Dataset excerpts —
- - - -

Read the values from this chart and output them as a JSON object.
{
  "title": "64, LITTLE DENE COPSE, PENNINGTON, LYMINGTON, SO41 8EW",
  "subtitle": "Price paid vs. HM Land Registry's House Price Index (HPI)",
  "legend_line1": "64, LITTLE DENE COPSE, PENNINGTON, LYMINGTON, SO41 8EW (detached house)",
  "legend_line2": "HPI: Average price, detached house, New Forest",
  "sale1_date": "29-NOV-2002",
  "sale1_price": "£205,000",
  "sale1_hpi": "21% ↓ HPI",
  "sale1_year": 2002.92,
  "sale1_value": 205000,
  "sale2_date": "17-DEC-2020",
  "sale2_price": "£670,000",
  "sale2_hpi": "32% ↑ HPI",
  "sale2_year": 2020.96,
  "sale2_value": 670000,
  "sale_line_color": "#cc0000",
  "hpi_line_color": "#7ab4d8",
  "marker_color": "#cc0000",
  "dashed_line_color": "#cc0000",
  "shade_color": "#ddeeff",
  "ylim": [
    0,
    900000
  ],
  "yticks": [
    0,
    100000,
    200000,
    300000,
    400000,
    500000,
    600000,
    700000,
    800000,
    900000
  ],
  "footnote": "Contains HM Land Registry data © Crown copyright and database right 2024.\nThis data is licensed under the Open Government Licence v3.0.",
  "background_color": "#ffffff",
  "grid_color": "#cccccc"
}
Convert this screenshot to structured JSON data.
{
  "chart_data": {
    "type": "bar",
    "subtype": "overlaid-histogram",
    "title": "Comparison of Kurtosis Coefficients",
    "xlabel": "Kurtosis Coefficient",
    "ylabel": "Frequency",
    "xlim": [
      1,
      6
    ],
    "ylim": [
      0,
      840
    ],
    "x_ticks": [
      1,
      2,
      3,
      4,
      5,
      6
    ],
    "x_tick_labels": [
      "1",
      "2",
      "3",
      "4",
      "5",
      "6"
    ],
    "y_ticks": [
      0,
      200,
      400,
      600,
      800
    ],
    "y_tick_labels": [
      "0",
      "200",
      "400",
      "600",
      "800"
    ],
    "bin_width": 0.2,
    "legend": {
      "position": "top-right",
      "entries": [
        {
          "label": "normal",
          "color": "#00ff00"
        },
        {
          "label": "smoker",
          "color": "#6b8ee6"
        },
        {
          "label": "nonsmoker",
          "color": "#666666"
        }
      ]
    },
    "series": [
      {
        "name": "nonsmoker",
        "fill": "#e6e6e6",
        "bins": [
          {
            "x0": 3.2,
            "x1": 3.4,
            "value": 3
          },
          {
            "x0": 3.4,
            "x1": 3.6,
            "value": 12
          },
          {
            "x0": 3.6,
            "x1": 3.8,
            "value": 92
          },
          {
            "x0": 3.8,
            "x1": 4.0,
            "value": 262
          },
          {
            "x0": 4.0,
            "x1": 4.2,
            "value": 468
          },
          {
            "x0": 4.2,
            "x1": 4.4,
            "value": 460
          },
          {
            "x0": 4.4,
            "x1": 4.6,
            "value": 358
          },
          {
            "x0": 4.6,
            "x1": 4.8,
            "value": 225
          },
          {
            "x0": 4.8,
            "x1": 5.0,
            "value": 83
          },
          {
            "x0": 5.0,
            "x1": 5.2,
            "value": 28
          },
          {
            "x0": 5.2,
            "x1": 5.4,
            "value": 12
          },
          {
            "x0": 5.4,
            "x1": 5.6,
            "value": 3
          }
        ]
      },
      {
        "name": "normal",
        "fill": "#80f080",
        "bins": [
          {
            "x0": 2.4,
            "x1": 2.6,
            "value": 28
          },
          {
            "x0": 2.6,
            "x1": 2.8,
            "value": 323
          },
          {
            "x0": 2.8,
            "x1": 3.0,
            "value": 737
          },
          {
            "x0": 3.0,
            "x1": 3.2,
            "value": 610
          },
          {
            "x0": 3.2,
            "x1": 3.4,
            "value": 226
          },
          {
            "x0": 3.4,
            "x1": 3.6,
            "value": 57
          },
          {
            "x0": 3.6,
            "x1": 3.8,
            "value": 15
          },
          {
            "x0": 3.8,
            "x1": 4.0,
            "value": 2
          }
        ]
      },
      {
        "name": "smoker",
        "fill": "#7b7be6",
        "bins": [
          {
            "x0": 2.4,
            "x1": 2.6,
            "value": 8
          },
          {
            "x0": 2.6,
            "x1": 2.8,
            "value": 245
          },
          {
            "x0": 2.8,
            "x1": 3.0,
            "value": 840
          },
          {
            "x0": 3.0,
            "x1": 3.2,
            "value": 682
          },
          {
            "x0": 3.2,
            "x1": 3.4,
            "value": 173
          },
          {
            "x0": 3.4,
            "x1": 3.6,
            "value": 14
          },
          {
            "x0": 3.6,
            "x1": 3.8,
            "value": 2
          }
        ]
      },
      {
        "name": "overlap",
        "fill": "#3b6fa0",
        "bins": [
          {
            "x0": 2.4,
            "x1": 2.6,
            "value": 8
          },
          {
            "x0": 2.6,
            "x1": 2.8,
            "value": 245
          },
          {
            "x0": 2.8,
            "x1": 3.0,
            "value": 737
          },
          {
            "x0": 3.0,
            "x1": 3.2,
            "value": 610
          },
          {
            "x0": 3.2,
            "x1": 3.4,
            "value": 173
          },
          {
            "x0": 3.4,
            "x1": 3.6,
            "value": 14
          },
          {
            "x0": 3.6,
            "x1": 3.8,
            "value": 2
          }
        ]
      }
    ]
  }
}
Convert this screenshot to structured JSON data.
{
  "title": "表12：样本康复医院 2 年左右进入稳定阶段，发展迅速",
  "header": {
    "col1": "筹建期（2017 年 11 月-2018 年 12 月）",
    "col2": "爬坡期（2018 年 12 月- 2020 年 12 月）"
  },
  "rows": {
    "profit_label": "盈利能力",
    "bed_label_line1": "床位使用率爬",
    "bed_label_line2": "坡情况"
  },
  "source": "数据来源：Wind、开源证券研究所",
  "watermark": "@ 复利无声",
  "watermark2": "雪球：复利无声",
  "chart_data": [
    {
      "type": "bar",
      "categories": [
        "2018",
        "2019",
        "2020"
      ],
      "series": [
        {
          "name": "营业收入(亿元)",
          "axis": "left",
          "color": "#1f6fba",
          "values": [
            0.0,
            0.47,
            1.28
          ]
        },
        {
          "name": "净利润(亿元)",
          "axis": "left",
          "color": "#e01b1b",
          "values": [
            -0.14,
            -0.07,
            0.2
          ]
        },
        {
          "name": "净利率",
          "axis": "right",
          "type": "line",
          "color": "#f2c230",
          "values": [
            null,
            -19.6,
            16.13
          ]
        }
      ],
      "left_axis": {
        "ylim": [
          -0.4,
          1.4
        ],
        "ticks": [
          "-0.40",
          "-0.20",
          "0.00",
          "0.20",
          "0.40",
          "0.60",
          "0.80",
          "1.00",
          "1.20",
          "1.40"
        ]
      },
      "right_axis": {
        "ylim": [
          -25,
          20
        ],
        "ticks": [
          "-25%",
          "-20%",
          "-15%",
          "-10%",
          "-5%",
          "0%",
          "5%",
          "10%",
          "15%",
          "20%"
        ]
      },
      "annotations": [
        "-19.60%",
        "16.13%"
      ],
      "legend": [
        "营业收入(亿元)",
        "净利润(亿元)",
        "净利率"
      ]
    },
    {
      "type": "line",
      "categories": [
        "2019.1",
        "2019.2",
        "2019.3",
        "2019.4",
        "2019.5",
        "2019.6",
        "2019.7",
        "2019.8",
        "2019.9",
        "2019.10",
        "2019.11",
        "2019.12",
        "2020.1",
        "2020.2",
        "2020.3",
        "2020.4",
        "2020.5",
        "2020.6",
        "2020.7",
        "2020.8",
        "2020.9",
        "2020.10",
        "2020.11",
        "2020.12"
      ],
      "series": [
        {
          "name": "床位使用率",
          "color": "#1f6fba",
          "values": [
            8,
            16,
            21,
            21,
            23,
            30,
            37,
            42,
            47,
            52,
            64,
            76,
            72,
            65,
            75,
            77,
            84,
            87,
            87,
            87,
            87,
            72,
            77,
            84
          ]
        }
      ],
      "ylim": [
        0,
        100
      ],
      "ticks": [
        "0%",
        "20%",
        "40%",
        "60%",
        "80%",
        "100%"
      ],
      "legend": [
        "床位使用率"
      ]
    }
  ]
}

- - - -

Given task — Collect the lines of the data that carry the word "LYMINGTON".

Result —
  "title": "64, LITTLE DENE COPSE, PENNINGTON, LYMINGTON, SO41 8EW",
  "legend_line1": "64, LITTLE DENE COPSE, PENNINGTON, LYMINGTON, SO41 8EW (detached house)",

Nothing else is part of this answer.